WHAT IS ASKED: Locate every line in the records below that contains the word "name", and copy each one.

INFORMATION SUPPLIED:

+---+

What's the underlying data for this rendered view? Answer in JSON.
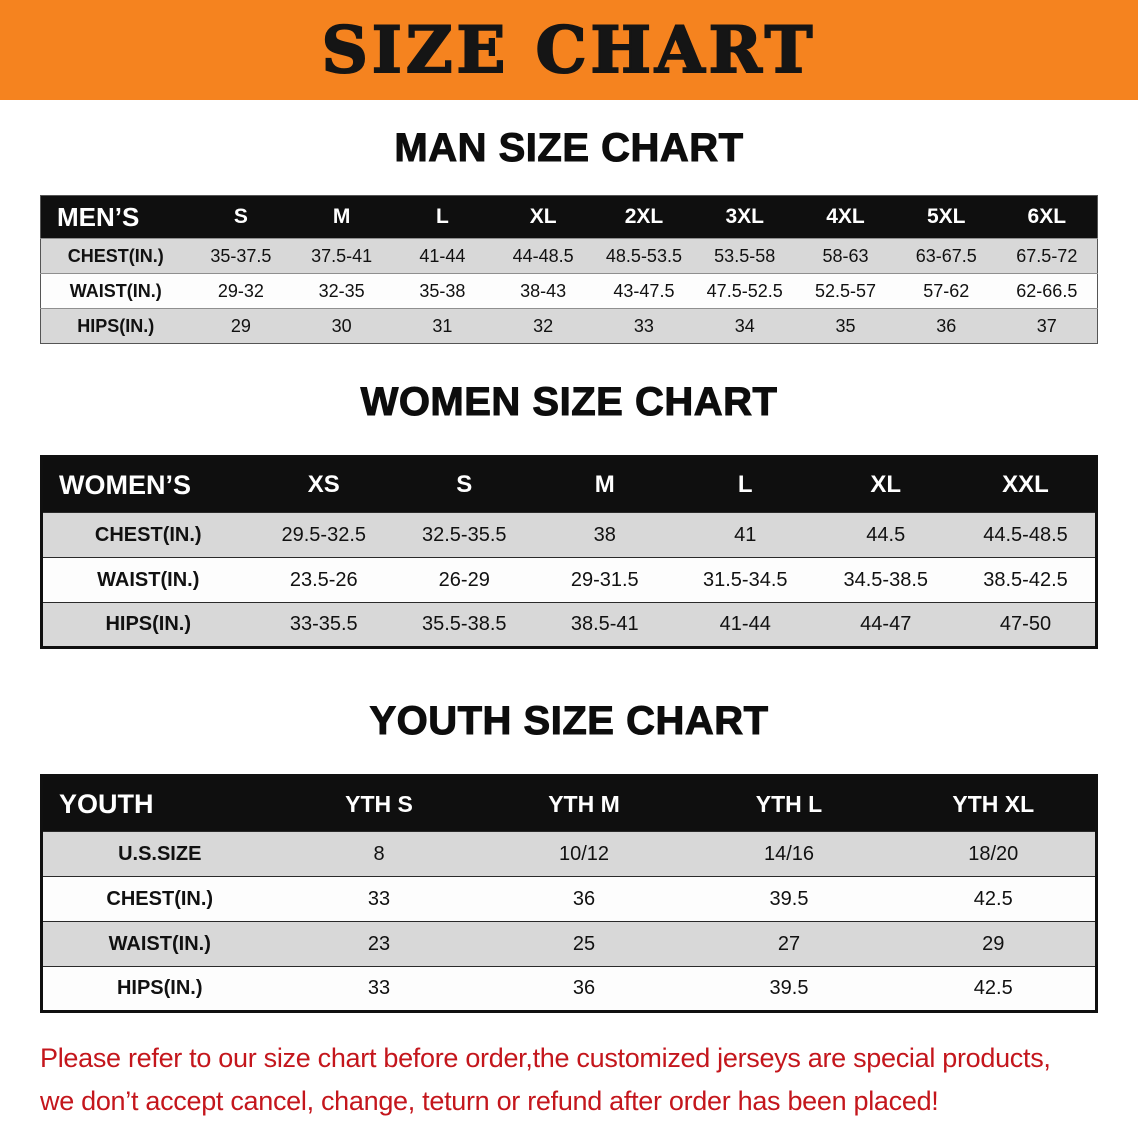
{
  "banner": {
    "title": "SIZE CHART",
    "bg_color": "#f5831f",
    "text_color": "#151515"
  },
  "sections": [
    {
      "heading": "MAN SIZE CHART",
      "table": {
        "header_label": "MEN’S",
        "columns": [
          "S",
          "M",
          "L",
          "XL",
          "2XL",
          "3XL",
          "4XL",
          "5XL",
          "6XL"
        ],
        "rows": [
          {
            "label": "CHEST(IN.)",
            "values": [
              "35-37.5",
              "37.5-41",
              "41-44",
              "44-48.5",
              "48.5-53.5",
              "53.5-58",
              "58-63",
              "63-67.5",
              "67.5-72"
            ]
          },
          {
            "label": "WAIST(IN.)",
            "values": [
              "29-32",
              "32-35",
              "35-38",
              "38-43",
              "43-47.5",
              "47.5-52.5",
              "52.5-57",
              "57-62",
              "62-66.5"
            ]
          },
          {
            "label": "HIPS(IN.)",
            "values": [
              "29",
              "30",
              "31",
              "32",
              "33",
              "34",
              "35",
              "36",
              "37"
            ]
          }
        ]
      }
    },
    {
      "heading": "WOMEN SIZE CHART",
      "table": {
        "header_label": "WOMEN’S",
        "columns": [
          "XS",
          "S",
          "M",
          "L",
          "XL",
          "XXL"
        ],
        "rows": [
          {
            "label": "CHEST(IN.)",
            "values": [
              "29.5-32.5",
              "32.5-35.5",
              "38",
              "41",
              "44.5",
              "44.5-48.5"
            ]
          },
          {
            "label": "WAIST(IN.)",
            "values": [
              "23.5-26",
              "26-29",
              "29-31.5",
              "31.5-34.5",
              "34.5-38.5",
              "38.5-42.5"
            ]
          },
          {
            "label": "HIPS(IN.)",
            "values": [
              "33-35.5",
              "35.5-38.5",
              "38.5-41",
              "41-44",
              "44-47",
              "47-50"
            ]
          }
        ]
      }
    },
    {
      "heading": "YOUTH SIZE CHART",
      "table": {
        "header_label": "YOUTH",
        "columns": [
          "YTH S",
          "YTH M",
          "YTH L",
          "YTH XL"
        ],
        "rows": [
          {
            "label": "U.S.SIZE",
            "values": [
              "8",
              "10/12",
              "14/16",
              "18/20"
            ]
          },
          {
            "label": "CHEST(IN.)",
            "values": [
              "33",
              "36",
              "39.5",
              "42.5"
            ]
          },
          {
            "label": "WAIST(IN.)",
            "values": [
              "23",
              "25",
              "27",
              "29"
            ]
          },
          {
            "label": "HIPS(IN.)",
            "values": [
              "33",
              "36",
              "39.5",
              "42.5"
            ]
          }
        ]
      }
    }
  ],
  "footer": {
    "line1": "Please refer to our size chart before order,the customized jerseys are special products,",
    "line2": "we don’t accept cancel, change, teturn or refund after order has been placed!",
    "text_color": "#c4161c"
  }
}
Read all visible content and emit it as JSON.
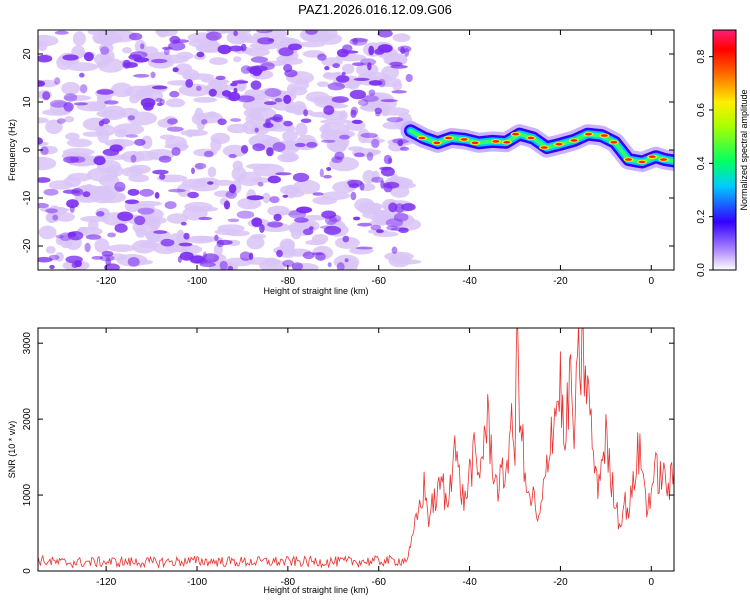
{
  "figure_title": "PAZ1.2026.016.12.09.G06",
  "colors": {
    "snr_line": "#e8312f",
    "noise_speckle": "#7a2cf0",
    "noise_light": "#d9c4f7",
    "background": "#ffffff"
  },
  "chart_data": [
    {
      "type": "heatmap",
      "title": "",
      "xlabel": "Height of straight line (km)",
      "ylabel": "Frequency (Hz)",
      "xlim": [
        -135,
        5
      ],
      "ylim": [
        -25,
        25
      ],
      "x_ticks": [
        -120,
        -100,
        -80,
        -60,
        -40,
        -20,
        0
      ],
      "y_ticks": [
        -20,
        -10,
        0,
        10,
        20
      ],
      "noise_region_x": [
        -135,
        -53
      ],
      "signal_ridge": {
        "x": [
          -53,
          -50,
          -47,
          -44,
          -41,
          -38,
          -35,
          -32,
          -29,
          -26,
          -23,
          -20,
          -17,
          -14,
          -11,
          -8,
          -5,
          -2,
          1,
          3,
          5
        ],
        "freq_hz": [
          4,
          2.5,
          1.5,
          2.5,
          2.2,
          1.5,
          1.8,
          1.6,
          3.3,
          2.5,
          0.5,
          1.2,
          2.0,
          3.3,
          3.0,
          1.6,
          -2.0,
          -2.5,
          -1.4,
          -2.0,
          -2.3
        ]
      },
      "colorbar": {
        "label": "Normalized spectral amplitude",
        "range": [
          0.0,
          0.9
        ],
        "ticks": [
          0.0,
          0.2,
          0.4,
          0.6,
          0.8
        ],
        "tick_labels": [
          "0.0",
          "0.2",
          "0.4",
          "0.6",
          "0.8"
        ]
      }
    },
    {
      "type": "line",
      "title": "",
      "xlabel": "Height of straight line (km)",
      "ylabel": "SNR (10 * v/v)",
      "xlim": [
        -135,
        5
      ],
      "ylim": [
        0,
        3200
      ],
      "x_ticks": [
        -120,
        -100,
        -80,
        -60,
        -40,
        -20,
        0
      ],
      "y_ticks": [
        0,
        1000,
        2000,
        3000
      ],
      "series": [
        {
          "name": "SNR",
          "x": [
            -135,
            -130,
            -120,
            -110,
            -100,
            -90,
            -80,
            -70,
            -60,
            -54,
            -53,
            -52,
            -51,
            -50,
            -49,
            -48,
            -47,
            -46,
            -45,
            -44,
            -43.5,
            -43,
            -42,
            -41,
            -40,
            -39,
            -38,
            -37,
            -36,
            -35,
            -34,
            -33,
            -32,
            -31,
            -30,
            -29.5,
            -29,
            -28.5,
            -28,
            -27,
            -26,
            -25,
            -24,
            -23,
            -22,
            -21,
            -20,
            -19,
            -18,
            -17,
            -16,
            -15,
            -14,
            -13,
            -12,
            -11,
            -10,
            -9,
            -8,
            -7,
            -6,
            -5,
            -4,
            -3,
            -2,
            -1,
            0,
            1,
            2,
            3,
            4,
            5
          ],
          "y": [
            140,
            110,
            120,
            115,
            130,
            120,
            125,
            120,
            130,
            140,
            300,
            600,
            850,
            1100,
            700,
            900,
            1000,
            1200,
            800,
            1300,
            2000,
            1500,
            1100,
            900,
            1300,
            1500,
            1200,
            1700,
            1950,
            1500,
            1100,
            1200,
            1300,
            1900,
            1600,
            3100,
            2300,
            1900,
            1300,
            900,
            1000,
            600,
            900,
            1400,
            1900,
            2100,
            2500,
            1500,
            2600,
            1800,
            2700,
            2800,
            2400,
            1700,
            1100,
            1400,
            1800,
            1200,
            1000,
            600,
            900,
            800,
            1100,
            1600,
            1400,
            800,
            1100,
            1300,
            1250,
            1200,
            1100,
            1300
          ]
        }
      ]
    }
  ]
}
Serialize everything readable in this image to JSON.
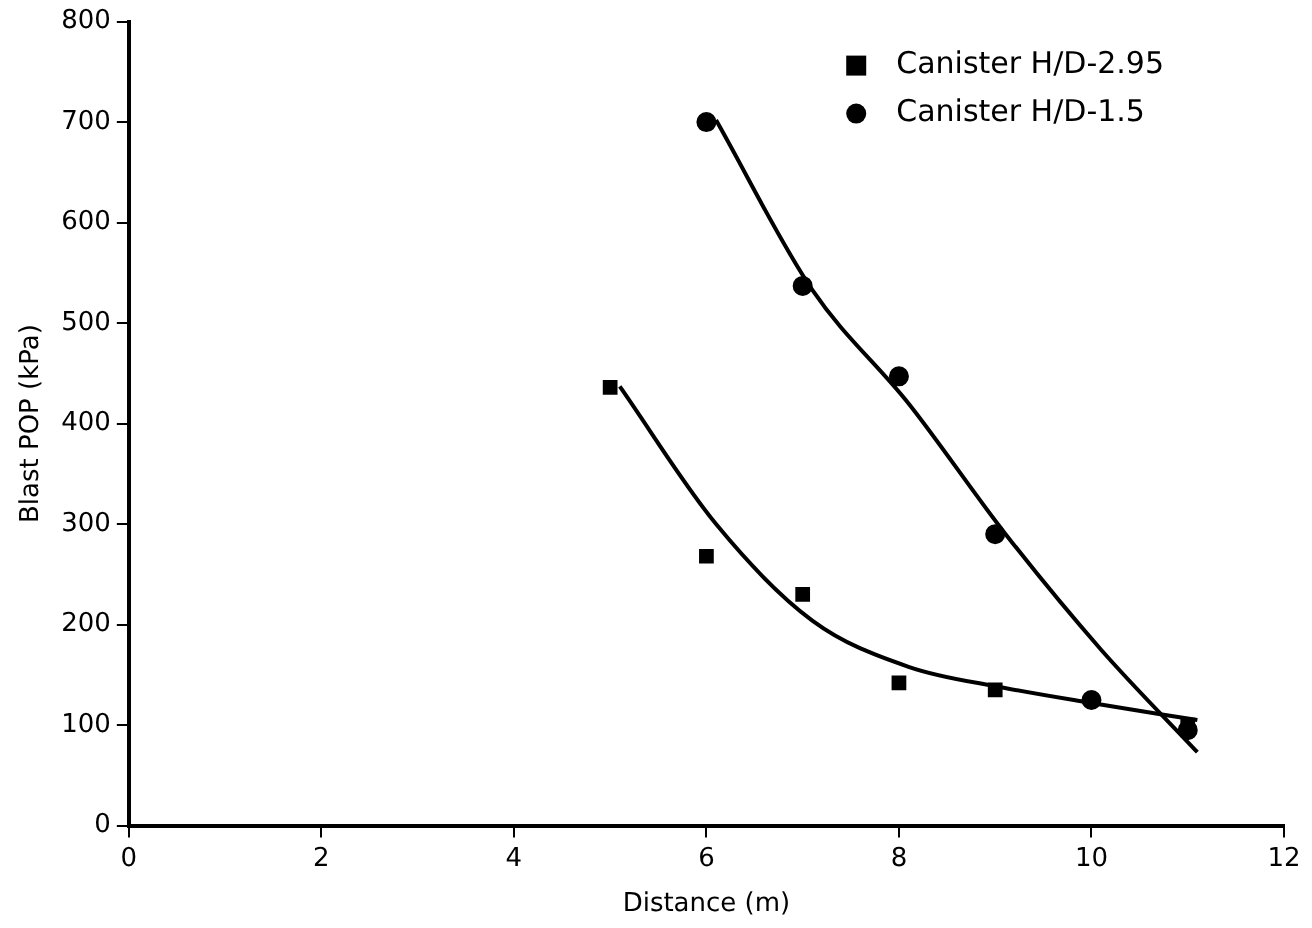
{
  "chart_data": {
    "type": "scatter",
    "xlabel": "Distance (m)",
    "ylabel": "Blast POP (kPa)",
    "xlim": [
      0,
      12
    ],
    "ylim": [
      0,
      800
    ],
    "xticks": [
      0,
      2,
      4,
      6,
      8,
      10,
      12
    ],
    "yticks": [
      0,
      100,
      200,
      300,
      400,
      500,
      600,
      700,
      800
    ],
    "legend": "top right",
    "series": [
      {
        "name": "Canister H/D-2.95",
        "color": "#000000",
        "marker": "square",
        "x": [
          5,
          6,
          7,
          8,
          9,
          11
        ],
        "values": [
          436,
          268,
          230,
          142,
          135,
          100
        ]
      },
      {
        "name": "Canister H/D-1.5",
        "color": "#000000",
        "marker": "circle",
        "x": [
          6,
          7,
          8,
          9,
          10,
          11
        ],
        "values": [
          700,
          537,
          447,
          290,
          125,
          95
        ]
      },
      {
        "type": "line",
        "color": "#000000",
        "marker": "none",
        "x": [
          5.1,
          6.1,
          7.1,
          8.1,
          9.1,
          10,
          11.1
        ],
        "values": [
          437,
          300,
          204,
          158,
          137,
          122,
          105
        ]
      },
      {
        "type": "line",
        "color": "#000000",
        "marker": "none",
        "x": [
          6.1,
          7.1,
          8.1,
          9.1,
          10.1,
          11.1
        ],
        "values": [
          702,
          533,
          420,
          291,
          175,
          73
        ]
      }
    ]
  }
}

+---+

TASK SOLUTION:
          "name": "SNR",
        "name": "Canister H/D-2.95",
        "name": "Canister H/D-1.5",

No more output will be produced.